*** THE INPUT ***
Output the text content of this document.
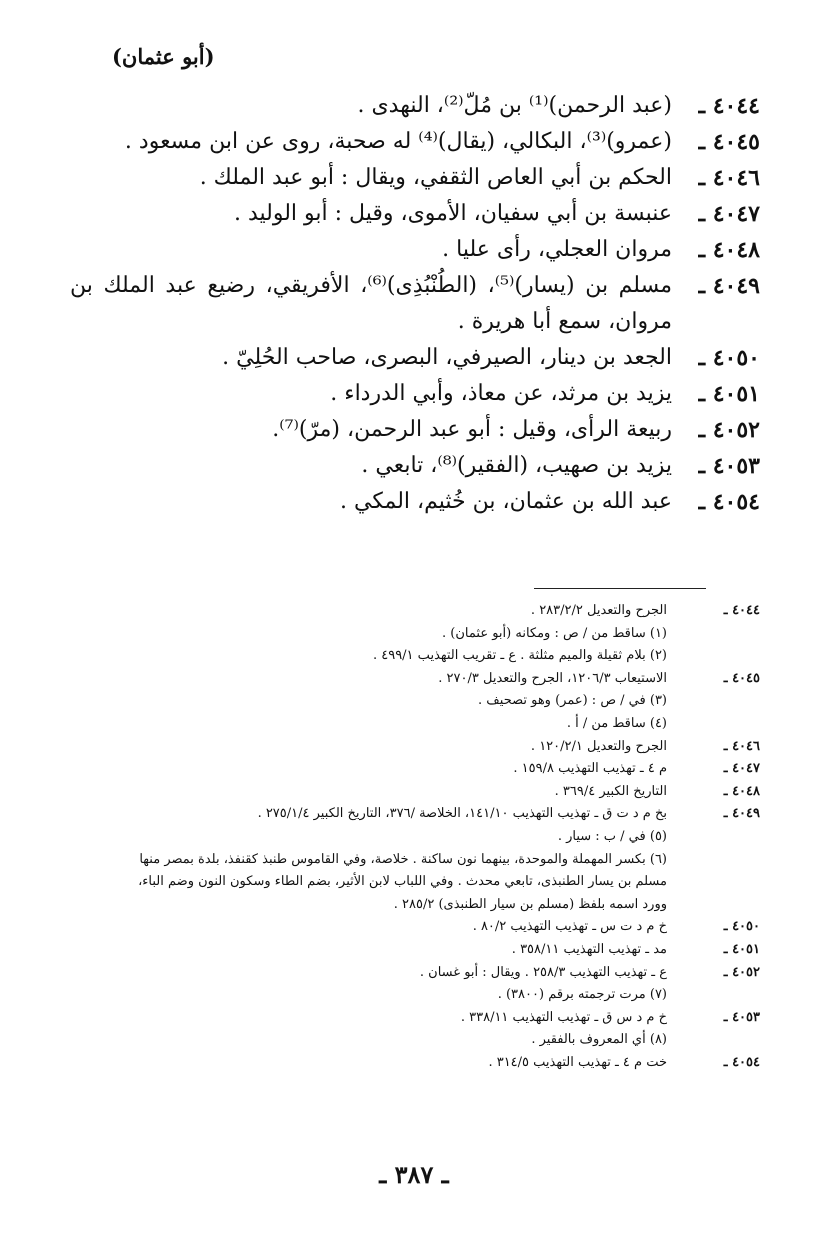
(أبو عثمان)
٤٠٤٤ ـ
(عبد الرحمن)⁽¹⁾ بن مُلّ⁽²⁾، النهدى .
٤٠٤٥ ـ
(عمرو)⁽³⁾، البكالي، (يقال)⁽⁴⁾ له صحبة، روى عن ابن مسعود .
٤٠٤٦ ـ
الحكم بن أبي العاص الثقفي، ويقال : أبو عبد الملك .
٤٠٤٧ ـ
عنبسة بن أبي سفيان، الأموى، وقيل : أبو الوليد .
٤٠٤٨ ـ
مروان العجلي، رأى عليا .
٤٠٤٩ ـ
مسلم بن (يسار)⁽⁵⁾، (الطُنْبُذِى)⁽⁶⁾، الأفريقي، رضيع عبد الملك بن مروان، سمع أبا هريرة .
٤٠٥٠ ـ
الجعد بن دينار، الصيرفي، البصرى، صاحب الحُلِيّ .
٤٠٥١ ـ
يزيد بن مرثد، عن معاذ، وأبي الدرداء .
٤٠٥٢ ـ
ربيعة الرأى، وقيل : أبو عبد الرحمن، (مرّ)⁽⁷⁾.
٤٠٥٣ ـ
يزيد بن صهيب، (الفقير)⁽⁸⁾، تابعي .
٤٠٥٤ ـ
عبد الله بن عثمان، بن خُثيم، المكي .
٤٠٤٤ ـ
الجرح والتعديل ٢٨٣/٢/٢ .
(١) ساقط من / ص : ومكانه (أبو عثمان) .
(٢) بلام ثقيلة والميم مثلثة . ع ـ تقريب التهذيب ٤٩٩/١ .
٤٠٤٥ ـ
الاستيعاب ١٢٠٦/٣، الجرح والتعديل ٢٧٠/٣ .
(٣) في / ص : (عمر) وهو تصحيف .
(٤) ساقط من / أ .
٤٠٤٦ ـ
الجرح والتعديل ١٢٠/٢/١ .
٤٠٤٧ ـ
م ٤ ـ تهذيب التهذيب ١٥٩/٨ .
٤٠٤٨ ـ
التاريخ الكبير ٣٦٩/٤ .
٤٠٤٩ ـ
بخ م د ت ق ـ تهذيب التهذيب ١٤١/١٠، الخلاصة /٣٧٦، التاريخ الكبير ٢٧٥/١/٤ .
(٥) في / ب : سيار .
(٦) بكسر المهملة والموحدة، بينهما نون ساكنة . خلاصة، وفي القاموس طنبذ كقنفذ، بلدة بمصر منها
مسلم بن يسار الطنبذى، تابعي محدث . وفي اللباب لابن الأثير، بضم الطاء وسكون النون وضم الباء،
وورد اسمه بلفظ (مسلم بن سيار الطنبذى) ٢٨٥/٢ .
٤٠٥٠ ـ
خ م د ت س ـ تهذيب التهذيب ٨٠/٢ .
٤٠٥١ ـ
مد ـ تهذيب التهذيب ٣٥٨/١١ .
٤٠٥٢ ـ
ع ـ تهذيب التهذيب ٢٥٨/٣ . ويقال : أبو غسان .
(٧) مرت ترجمته برقم (٣٨٠٠) .
٤٠٥٣ ـ
خ م د س ق ـ تهذيب التهذيب ٣٣٨/١١ .
(٨) أي المعروف بالفقير .
٤٠٥٤ ـ
خت م ٤ ـ تهذيب التهذيب ٣١٤/٥ .
ـ ٣٨٧ ـ
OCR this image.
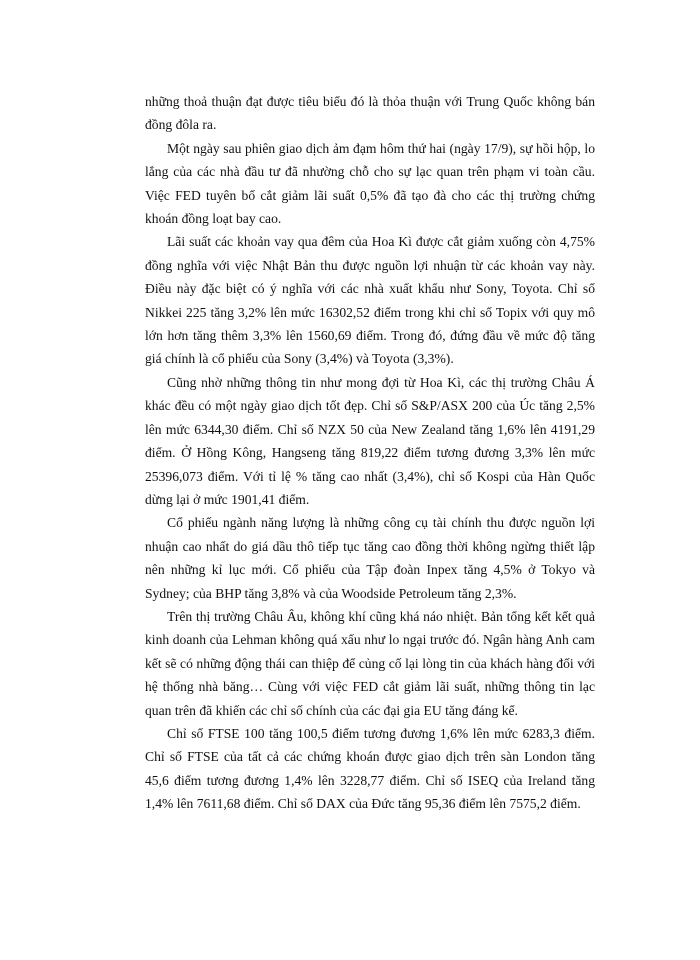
những thoả thuận đạt được tiêu biểu đó là thỏa thuận với Trung Quốc không bán đồng đôla ra.

Một ngày sau phiên giao dịch ảm đạm hôm thứ hai (ngày 17/9), sự hồi hộp, lo lắng của các nhà đầu tư đã nhường chỗ cho sự lạc quan trên phạm vi toàn cầu. Việc FED tuyên bố cắt giảm lãi suất 0,5% đã tạo đà cho các thị trường chứng khoán đồng loạt bay cao.

Lãi suất các khoản vay qua đêm của Hoa Kì được cắt giảm xuống còn 4,75% đồng nghĩa với việc Nhật Bản thu được nguồn lợi nhuận từ các khoản vay này. Điều này đặc biệt có ý nghĩa với các nhà xuất khẩu như Sony, Toyota. Chỉ số Nikkei 225 tăng 3,2% lên mức 16302,52 điểm trong khi chỉ số Topix với quy mô lớn hơn tăng thêm 3,3% lên 1560,69 điểm. Trong đó, đứng đầu về mức độ tăng giá chính là cổ phiếu của Sony (3,4%) và Toyota (3,3%).

Cũng nhờ những thông tin như mong đợi từ Hoa Kì, các thị trường Châu Á khác đều có một ngày giao dịch tốt đẹp. Chỉ số S&P/ASX 200 của Úc tăng 2,5% lên mức 6344,30 điểm. Chỉ số NZX 50 của New Zealand tăng 1,6% lên 4191,29 điểm. Ở Hồng Kông, Hangseng tăng 819,22 điểm tương đương 3,3% lên mức 25396,073 điểm. Với tỉ lệ % tăng cao nhất (3,4%), chỉ số Kospi của Hàn Quốc dừng lại ở mức 1901,41 điểm.

Cổ phiếu ngành năng lượng là những công cụ tài chính thu được nguồn lợi nhuận cao nhất do giá dầu thô tiếp tục tăng cao đồng thời không ngừng thiết lập nên những kỉ lục mới. Cổ phiếu của Tập đoàn Inpex tăng 4,5% ở Tokyo và Sydney; của BHP tăng 3,8% và của Woodside Petroleum tăng 2,3%.

Trên thị trường Châu Âu, không khí cũng khá náo nhiệt. Bản tổng kết kết quả kinh doanh của Lehman không quá xấu như lo ngại trước đó. Ngân hàng Anh cam kết sẽ có những động thái can thiệp để củng cố lại lòng tin của khách hàng đối với hệ thống nhà băng… Cùng với việc FED cắt giảm lãi suất, những thông tin lạc quan trên đã khiến các chỉ số chính của các đại gia EU tăng đáng kể.

Chỉ số FTSE 100 tăng 100,5 điểm tương đương 1,6% lên mức 6283,3 điểm. Chỉ số FTSE của tất cả các chứng khoán được giao dịch trên sàn London tăng 45,6 điểm tương đương 1,4% lên 3228,77 điểm. Chỉ số ISEQ của Ireland tăng 1,4% lên 7611,68 điểm. Chỉ số DAX của Đức tăng 95,36 điểm lên 7575,2 điểm.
***
● **SET TASK**
Write out each entry exactly as given, omitting any picture.

● **TASK OUTPUT**
Output the text content of this document.
(أبو عثمان)
٤٠٤٤ ـ
(عبد الرحمن)⁽¹⁾ بن مُلّ⁽²⁾، النهدى .
٤٠٤٥ ـ
(عمرو)⁽³⁾، البكالي، (يقال)⁽⁴⁾ له صحبة، روى عن ابن مسعود .
٤٠٤٦ ـ
الحكم بن أبي العاص الثقفي، ويقال : أبو عبد الملك .
٤٠٤٧ ـ
عنبسة بن أبي سفيان، الأموى، وقيل : أبو الوليد .
٤٠٤٨ ـ
مروان العجلي، رأى عليا .
٤٠٤٩ ـ
مسلم بن (يسار)⁽⁵⁾، (الطُنْبُذِى)⁽⁶⁾، الأفريقي، رضيع عبد الملك بن مروان، سمع أبا هريرة .
٤٠٥٠ ـ
الجعد بن دينار، الصيرفي، البصرى، صاحب الحُلِيّ .
٤٠٥١ ـ
يزيد بن مرثد، عن معاذ، وأبي الدرداء .
٤٠٥٢ ـ
ربيعة الرأى، وقيل : أبو عبد الرحمن، (مرّ)⁽⁷⁾.
٤٠٥٣ ـ
يزيد بن صهيب، (الفقير)⁽⁸⁾، تابعي .
٤٠٥٤ ـ
عبد الله بن عثمان، بن خُثيم، المكي .
٤٠٤٤ ـ
الجرح والتعديل ٢٨٣/٢/٢ .
(١) ساقط من / ص : ومكانه (أبو عثمان) .
(٢) بلام ثقيلة والميم مثلثة . ع ـ تقريب التهذيب ٤٩٩/١ .
٤٠٤٥ ـ
الاستيعاب ١٢٠٦/٣، الجرح والتعديل ٢٧٠/٣ .
(٣) في / ص : (عمر) وهو تصحيف .
(٤) ساقط من / أ .
٤٠٤٦ ـ
الجرح والتعديل ١٢٠/٢/١ .
٤٠٤٧ ـ
م ٤ ـ تهذيب التهذيب ١٥٩/٨ .
٤٠٤٨ ـ
التاريخ الكبير ٣٦٩/٤ .
٤٠٤٩ ـ
بخ م د ت ق ـ تهذيب التهذيب ١٤١/١٠، الخلاصة /٣٧٦، التاريخ الكبير ٢٧٥/١/٤ .
(٥) في / ب : سيار .
(٦) بكسر المهملة والموحدة، بينهما نون ساكنة . خلاصة، وفي القاموس طنبذ كقنفذ، بلدة بمصر منها
مسلم بن يسار الطنبذى، تابعي محدث . وفي اللباب لابن الأثير، بضم الطاء وسكون النون وضم الباء،
وورد اسمه بلفظ (مسلم بن سيار الطنبذى) ٢٨٥/٢ .
٤٠٥٠ ـ
خ م د ت س ـ تهذيب التهذيب ٨٠/٢ .
٤٠٥١ ـ
مد ـ تهذيب التهذيب ٣٥٨/١١ .
٤٠٥٢ ـ
ع ـ تهذيب التهذيب ٢٥٨/٣ . ويقال : أبو غسان .
(٧) مرت ترجمته برقم (٣٨٠٠) .
٤٠٥٣ ـ
خ م د س ق ـ تهذيب التهذيب ٣٣٨/١١ .
(٨) أي المعروف بالفقير .
٤٠٥٤ ـ
خت م ٤ ـ تهذيب التهذيب ٣١٤/٥ .
ـ ٣٨٧ ـ
OCR this image.
những thoả thuận đạt được tiêu biểu đó là thỏa thuận với Trung Quốc không bán đồng đôla ra.

Một ngày sau phiên giao dịch ảm đạm hôm thứ hai (ngày 17/9), sự hồi hộp, lo lắng của các nhà đầu tư đã nhường chỗ cho sự lạc quan trên phạm vi toàn cầu. Việc FED tuyên bố cắt giảm lãi suất 0,5% đã tạo đà cho các thị trường chứng khoán đồng loạt bay cao.

Lãi suất các khoản vay qua đêm của Hoa Kì được cắt giảm xuống còn 4,75% đồng nghĩa với việc Nhật Bản thu được nguồn lợi nhuận từ các khoản vay này. Điều này đặc biệt có ý nghĩa với các nhà xuất khẩu như Sony, Toyota. Chỉ số Nikkei 225 tăng 3,2% lên mức 16302,52 điểm trong khi chỉ số Topix với quy mô lớn hơn tăng thêm 3,3% lên 1560,69 điểm. Trong đó, đứng đầu về mức độ tăng giá chính là cổ phiếu của Sony (3,4%) và Toyota (3,3%).

Cũng nhờ những thông tin như mong đợi từ Hoa Kì, các thị trường Châu Á khác đều có một ngày giao dịch tốt đẹp. Chỉ số S&P/ASX 200 của Úc tăng 2,5% lên mức 6344,30 điểm. Chỉ số NZX 50 của New Zealand tăng 1,6% lên 4191,29 điểm. Ở Hồng Kông, Hangseng tăng 819,22 điểm tương đương 3,3% lên mức 25396,073 điểm. Với tỉ lệ % tăng cao nhất (3,4%), chỉ số Kospi của Hàn Quốc dừng lại ở mức 1901,41 điểm.

Cổ phiếu ngành năng lượng là những công cụ tài chính thu được nguồn lợi nhuận cao nhất do giá dầu thô tiếp tục tăng cao đồng thời không ngừng thiết lập nên những kỉ lục mới. Cổ phiếu của Tập đoàn Inpex tăng 4,5% ở Tokyo và Sydney; của BHP tăng 3,8% và của Woodside Petroleum tăng 2,3%.

Trên thị trường Châu Âu, không khí cũng khá náo nhiệt. Bản tổng kết kết quả kinh doanh của Lehman không quá xấu như lo ngại trước đó. Ngân hàng Anh cam kết sẽ có những động thái can thiệp để củng cố lại lòng tin của khách hàng đối với hệ thống nhà băng… Cùng với việc FED cắt giảm lãi suất, những thông tin lạc quan trên đã khiến các chỉ số chính của các đại gia EU tăng đáng kể.

Chỉ số FTSE 100 tăng 100,5 điểm tương đương 1,6% lên mức 6283,3 điểm. Chỉ số FTSE của tất cả các chứng khoán được giao dịch trên sàn London tăng 45,6 điểm tương đương 1,4% lên 3228,77 điểm. Chỉ số ISEQ của Ireland tăng 1,4% lên 7611,68 điểm. Chỉ số DAX của Đức tăng 95,36 điểm lên 7575,2 điểm.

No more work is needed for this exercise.